## Dataset items:
— begin —

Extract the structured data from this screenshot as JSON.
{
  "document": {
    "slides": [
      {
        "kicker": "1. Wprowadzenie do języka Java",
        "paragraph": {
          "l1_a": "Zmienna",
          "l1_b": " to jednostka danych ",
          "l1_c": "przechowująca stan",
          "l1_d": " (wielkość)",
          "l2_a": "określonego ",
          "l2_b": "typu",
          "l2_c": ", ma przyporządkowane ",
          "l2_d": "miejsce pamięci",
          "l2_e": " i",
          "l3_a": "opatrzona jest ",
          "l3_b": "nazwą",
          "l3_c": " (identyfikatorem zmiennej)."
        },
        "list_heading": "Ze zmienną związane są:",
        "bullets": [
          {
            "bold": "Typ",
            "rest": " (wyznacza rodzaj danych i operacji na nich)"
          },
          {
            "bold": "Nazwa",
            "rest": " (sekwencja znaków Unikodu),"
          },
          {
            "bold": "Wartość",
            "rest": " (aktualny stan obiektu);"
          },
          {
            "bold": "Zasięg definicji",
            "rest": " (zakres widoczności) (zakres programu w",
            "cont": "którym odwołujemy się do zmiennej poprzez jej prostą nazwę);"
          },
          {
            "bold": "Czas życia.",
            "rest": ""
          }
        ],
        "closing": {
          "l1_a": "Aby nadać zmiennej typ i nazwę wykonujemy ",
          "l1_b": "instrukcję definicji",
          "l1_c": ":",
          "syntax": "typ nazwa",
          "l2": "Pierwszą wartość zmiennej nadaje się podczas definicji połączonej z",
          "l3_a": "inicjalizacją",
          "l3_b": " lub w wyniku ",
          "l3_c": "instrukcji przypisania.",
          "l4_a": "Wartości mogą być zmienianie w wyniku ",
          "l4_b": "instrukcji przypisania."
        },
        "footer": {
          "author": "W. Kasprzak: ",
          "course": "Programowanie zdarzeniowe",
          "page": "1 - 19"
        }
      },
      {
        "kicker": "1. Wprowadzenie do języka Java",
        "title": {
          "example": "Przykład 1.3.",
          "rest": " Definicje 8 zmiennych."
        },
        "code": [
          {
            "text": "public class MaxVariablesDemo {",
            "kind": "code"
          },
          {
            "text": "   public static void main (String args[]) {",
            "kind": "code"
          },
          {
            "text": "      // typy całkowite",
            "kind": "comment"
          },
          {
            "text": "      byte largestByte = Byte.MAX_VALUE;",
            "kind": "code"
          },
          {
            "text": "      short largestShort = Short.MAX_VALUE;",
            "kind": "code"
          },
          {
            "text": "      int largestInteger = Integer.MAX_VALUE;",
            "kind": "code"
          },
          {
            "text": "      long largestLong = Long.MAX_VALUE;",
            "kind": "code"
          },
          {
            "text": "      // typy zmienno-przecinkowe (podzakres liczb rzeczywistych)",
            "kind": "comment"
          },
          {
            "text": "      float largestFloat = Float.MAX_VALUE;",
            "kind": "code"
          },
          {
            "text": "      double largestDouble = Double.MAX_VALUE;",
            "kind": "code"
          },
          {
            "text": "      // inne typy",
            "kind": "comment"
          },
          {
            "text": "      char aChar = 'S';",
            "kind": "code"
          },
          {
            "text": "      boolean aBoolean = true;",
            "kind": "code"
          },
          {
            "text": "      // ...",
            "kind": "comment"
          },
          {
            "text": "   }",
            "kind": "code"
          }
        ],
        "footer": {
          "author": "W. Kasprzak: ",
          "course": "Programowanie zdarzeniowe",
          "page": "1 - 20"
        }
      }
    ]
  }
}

— end —

## Problem to solve:
All of the material must be reproduced exactly.

## Result of the task:
Extract the structured data from this screenshot as JSON.
{
  "document": {
    "slides": [
      {
        "kicker": "1. Wprowadzenie do języka Java",
        "paragraph": {
          "l1_a": "Zmienna",
          "l1_b": " to jednostka danych ",
          "l1_c": "przechowująca stan",
          "l1_d": " (wielkość)",
          "l2_a": "określonego ",
          "l2_b": "typu",
          "l2_c": ", ma przyporządkowane ",
          "l2_d": "miejsce pamięci",
          "l2_e": " i",
          "l3_a": "opatrzona jest ",
          "l3_b": "nazwą",
          "l3_c": " (identyfikatorem zmiennej)."
        },
        "list_heading": "Ze zmienną związane są:",
        "bullets": [
          {
            "bold": "Typ",
            "rest": " (wyznacza rodzaj danych i operacji na nich)"
          },
          {
            "bold": "Nazwa",
            "rest": " (sekwencja znaków Unikodu),"
          },
          {
            "bold": "Wartość",
            "rest": " (aktualny stan obiektu);"
          },
          {
            "bold": "Zasięg definicji",
            "rest": " (zakres widoczności) (zakres programu w",
            "cont": "którym odwołujemy się do zmiennej poprzez jej prostą nazwę);"
          },
          {
            "bold": "Czas życia.",
            "rest": ""
          }
        ],
        "closing": {
          "l1_a": "Aby nadać zmiennej typ i nazwę wykonujemy ",
          "l1_b": "instrukcję definicji",
          "l1_c": ":",
          "syntax": "typ nazwa",
          "l2": "Pierwszą wartość zmiennej nadaje się podczas definicji połączonej z",
          "l3_a": "inicjalizacją",
          "l3_b": " lub w wyniku ",
          "l3_c": "instrukcji przypisania.",
          "l4_a": "Wartości mogą być zmienianie w wyniku ",
          "l4_b": "instrukcji przypisania."
        },
        "footer": {
          "author": "W. Kasprzak: ",
          "course": "Programowanie zdarzeniowe",
          "page": "1 - 19"
        }
      },
      {
        "kicker": "1. Wprowadzenie do języka Java",
        "title": {
          "example": "Przykład 1.3.",
          "rest": " Definicje 8 zmiennych."
        },
        "code": [
          {
            "text": "public class MaxVariablesDemo {",
            "kind": "code"
          },
          {
            "text": "   public static void main (String args[]) {",
            "kind": "code"
          },
          {
            "text": "      // typy całkowite",
            "kind": "comment"
          },
          {
            "text": "      byte largestByte = Byte.MAX_VALUE;",
            "kind": "code"
          },
          {
            "text": "      short largestShort = Short.MAX_VALUE;",
            "kind": "code"
          },
          {
            "text": "      int largestInteger = Integer.MAX_VALUE;",
            "kind": "code"
          },
          {
            "text": "      long largestLong = Long.MAX_VALUE;",
            "kind": "code"
          },
          {
            "text": "      // typy zmienno-przecinkowe (podzakres liczb rzeczywistych)",
            "kind": "comment"
          },
          {
            "text": "      float largestFloat = Float.MAX_VALUE;",
            "kind": "code"
          },
          {
            "text": "      double largestDouble = Double.MAX_VALUE;",
            "kind": "code"
          },
          {
            "text": "      // inne typy",
            "kind": "comment"
          },
          {
            "text": "      char aChar = 'S';",
            "kind": "code"
          },
          {
            "text": "      boolean aBoolean = true;",
            "kind": "code"
          },
          {
            "text": "      // ...",
            "kind": "comment"
          },
          {
            "text": "   }",
            "kind": "code"
          }
        ],
        "footer": {
          "author": "W. Kasprzak: ",
          "course": "Programowanie zdarzeniowe",
          "page": "1 - 20"
        }
      }
    ]
  }
}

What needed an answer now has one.